MATERIAL:
————————
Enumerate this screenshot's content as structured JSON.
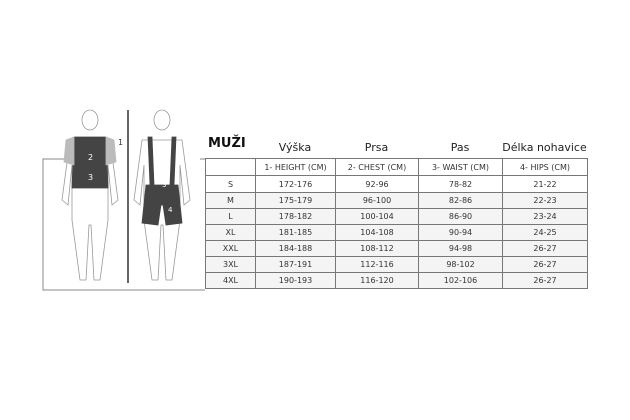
{
  "title": "MUŽI",
  "headers": [
    "Výška",
    "Prsa",
    "Pas",
    "Délka nohavice"
  ],
  "columns": [
    "",
    "1- HEIGHT (CM)",
    "2- CHEST (CM)",
    "3- WAIST (CM)",
    "4- HIPS (CM)"
  ],
  "rows": [
    [
      "S",
      "172-176",
      "92-96",
      "78-82",
      "21-22"
    ],
    [
      "M",
      "175-179",
      "96-100",
      "82-86",
      "22-23"
    ],
    [
      "L",
      "178-182",
      "100-104",
      "86-90",
      "23-24"
    ],
    [
      "XL",
      "181-185",
      "104-108",
      "90-94",
      "24-25"
    ],
    [
      "XXL",
      "184-188",
      "108-112",
      "94-98",
      "26-27"
    ],
    [
      "3XL",
      "187-191",
      "112-116",
      "98-102",
      "26-27"
    ],
    [
      "4XL",
      "190-193",
      "116-120",
      "102-106",
      "26-27"
    ]
  ],
  "figure_labels": {
    "height": "1",
    "chest": "2",
    "waist": "3",
    "hips": "4"
  }
}
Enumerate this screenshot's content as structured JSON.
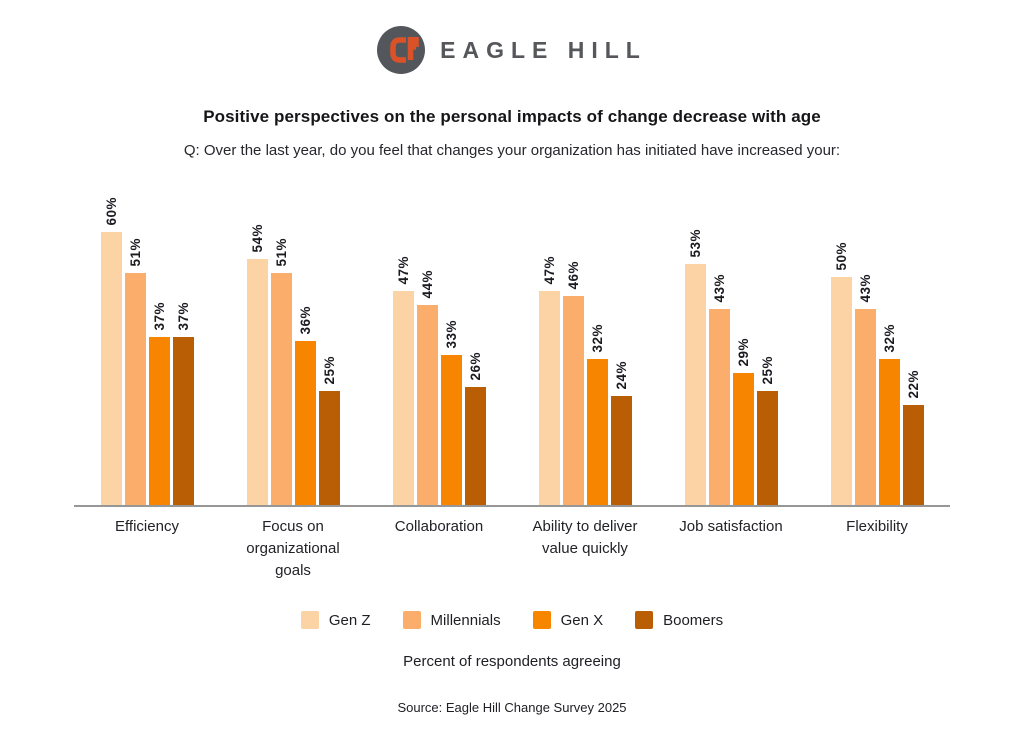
{
  "brand": {
    "wordmark": "EAGLE HILL",
    "logo_circle_color": "#53565A",
    "logo_mark_color": "#DC5228",
    "wordmark_color": "#55575B"
  },
  "title": "Positive perspectives on the personal impacts of change decrease with age",
  "subtitle": "Q: Over the last year, do you feel that changes your organization has initiated have increased your:",
  "chart_data": {
    "type": "bar",
    "categories": [
      "Efficiency",
      "Focus on\norganizational\ngoals",
      "Collaboration",
      "Ability to deliver\nvalue quickly",
      "Job satisfaction",
      "Flexibility"
    ],
    "series": [
      {
        "name": "Gen Z",
        "color": "#FCD3A4",
        "values": [
          60,
          54,
          47,
          47,
          53,
          50
        ]
      },
      {
        "name": "Millennials",
        "color": "#FBAE6B",
        "values": [
          51,
          51,
          44,
          46,
          43,
          43
        ]
      },
      {
        "name": "Gen X",
        "color": "#F88500",
        "values": [
          37,
          36,
          33,
          32,
          29,
          32
        ]
      },
      {
        "name": "Boomers",
        "color": "#BA5E05",
        "values": [
          37,
          25,
          26,
          24,
          25,
          22
        ]
      }
    ],
    "value_suffix": "%",
    "data_labels": "rotated-90-above-bars",
    "ylim": [
      0,
      65
    ],
    "grid": false,
    "legend_position": "bottom",
    "axis_line_color": "#979797",
    "xlabel": "",
    "ylabel": ""
  },
  "axis_note": "Percent of respondents agreeing",
  "source": "Source: Eagle Hill Change Survey 2025"
}
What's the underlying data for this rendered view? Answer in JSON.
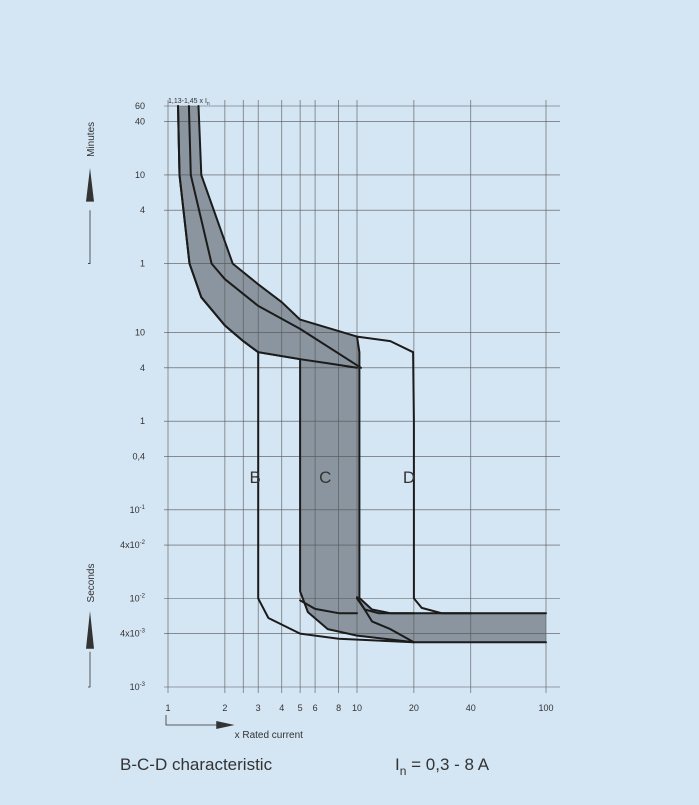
{
  "chart_data": {
    "type": "line",
    "title": "B-C-D characteristic",
    "rated_current_note": {
      "base": "I",
      "sub": "n",
      "value": " = 0,3 - 8 A"
    },
    "x_axis": {
      "label": "x Rated current",
      "scale": "log",
      "range": [
        1,
        100
      ],
      "ticks": [
        {
          "value": 1,
          "label": "1"
        },
        {
          "value": 2,
          "label": "2"
        },
        {
          "value": 3,
          "label": "3"
        },
        {
          "value": 4,
          "label": "4"
        },
        {
          "value": 5,
          "label": "5"
        },
        {
          "value": 6,
          "label": "6"
        },
        {
          "value": 8,
          "label": "8"
        },
        {
          "value": 10,
          "label": "10"
        },
        {
          "value": 20,
          "label": "20"
        },
        {
          "value": 40,
          "label": "40"
        },
        {
          "value": 100,
          "label": "100"
        }
      ]
    },
    "y_axis": {
      "scale": "log",
      "range_seconds": [
        0.001,
        3600
      ],
      "minutes_label": "Minutes",
      "seconds_label": "Seconds",
      "minute_ticks": [
        {
          "value": 60,
          "label": "60"
        },
        {
          "value": 40,
          "label": "40"
        },
        {
          "value": 10,
          "label": "10"
        },
        {
          "value": 4,
          "label": "4"
        },
        {
          "value": 1,
          "label": "1"
        }
      ],
      "second_ticks": [
        {
          "value": 10,
          "label": "10"
        },
        {
          "value": 4,
          "label": "4"
        },
        {
          "value": 1,
          "label": "1"
        },
        {
          "value": 0.4,
          "label": "0,4"
        },
        {
          "value": 0.1,
          "base": "10",
          "sup": "-1"
        },
        {
          "value": 0.04,
          "base": "4x10",
          "sup": "-2"
        },
        {
          "value": 0.01,
          "base": "10",
          "sup": "-2"
        },
        {
          "value": 0.004,
          "base": "4x10",
          "sup": "-3"
        },
        {
          "value": 0.001,
          "base": "10",
          "sup": "-3"
        }
      ]
    },
    "annotation": {
      "base": "1,13-1,45 x I",
      "sub": "n"
    },
    "regions": [
      {
        "name": "B",
        "label_at": [
          2.7,
          0.2
        ]
      },
      {
        "name": "C",
        "label_at": [
          6.3,
          0.2
        ]
      },
      {
        "name": "D",
        "label_at": [
          17.5,
          0.2
        ]
      }
    ],
    "series": [
      {
        "points": [
          [
            1.13,
            3600
          ],
          [
            1.15,
            600
          ],
          [
            1.3,
            60
          ],
          [
            1.5,
            25
          ],
          [
            2,
            12
          ],
          [
            2.5,
            8
          ],
          [
            3,
            6
          ],
          [
            5,
            5
          ],
          [
            7,
            4.5
          ],
          [
            10,
            4
          ]
        ]
      },
      {
        "points": [
          [
            1.45,
            3600
          ],
          [
            1.5,
            600
          ],
          [
            2.2,
            60
          ],
          [
            3,
            35
          ],
          [
            4,
            22
          ],
          [
            5,
            14
          ],
          [
            10,
            9
          ],
          [
            10.3,
            6
          ],
          [
            10.3,
            0.0101
          ],
          [
            12,
            0.0075
          ],
          [
            15,
            0.0068
          ],
          [
            30,
            0.0068
          ],
          [
            100,
            0.0068
          ]
        ]
      },
      {
        "points": [
          [
            1.13,
            3600
          ],
          [
            1.15,
            600
          ],
          [
            1.3,
            60
          ],
          [
            1.5,
            25
          ],
          [
            2,
            12
          ],
          [
            2.5,
            8
          ],
          [
            3,
            6
          ],
          [
            5,
            5
          ],
          [
            5,
            0.012
          ],
          [
            5.5,
            0.007
          ],
          [
            7,
            0.0045
          ],
          [
            10,
            0.0038
          ],
          [
            20,
            0.0032
          ],
          [
            100,
            0.0032
          ]
        ]
      },
      {
        "points": [
          [
            1.29,
            3600
          ],
          [
            1.32,
            600
          ],
          [
            1.7,
            60
          ],
          [
            2,
            40
          ],
          [
            3,
            20
          ],
          [
            5,
            11
          ],
          [
            10.5,
            4
          ]
        ]
      },
      {
        "points": [
          [
            3,
            6
          ],
          [
            3,
            0.01
          ],
          [
            3.4,
            0.006
          ],
          [
            5,
            0.004
          ],
          [
            8,
            0.0035
          ],
          [
            20,
            0.0032
          ]
        ]
      },
      {
        "points": [
          [
            10,
            0.01
          ],
          [
            11,
            0.0075
          ],
          [
            13,
            0.0068
          ],
          [
            20,
            0.0068
          ]
        ]
      },
      {
        "points": [
          [
            10,
            9
          ],
          [
            15,
            8
          ],
          [
            19.8,
            6
          ],
          [
            20,
            1
          ],
          [
            20,
            0.01
          ],
          [
            22,
            0.0078
          ],
          [
            28,
            0.0068
          ],
          [
            40,
            0.0068
          ]
        ]
      },
      {
        "points": [
          [
            5,
            0.0095
          ],
          [
            6,
            0.0076
          ],
          [
            8,
            0.0068
          ],
          [
            10,
            0.0068
          ]
        ]
      },
      {
        "points": [
          [
            10,
            0.0103
          ],
          [
            12,
            0.0055
          ],
          [
            15,
            0.0045
          ],
          [
            20,
            0.0032
          ]
        ]
      }
    ],
    "band": {
      "fill": "#8a959f",
      "edge": "#1b1b1b"
    },
    "grid": true,
    "colors": {
      "background": "#d4e5f4",
      "grid": "#555555",
      "band": "#8a959f",
      "curve": "#1b1b1b"
    }
  }
}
————————
TASK BRIEF: Pick out every line above that holds the word "name" and copy it.

SOLUTION FOR THIS PROBLEM:
        "name": "Gen Z",
        "name": "Millennials",
        "name": "Gen X",
        "name": "Boomers",
        "name": "B",
        "name": "C",
        "name": "D",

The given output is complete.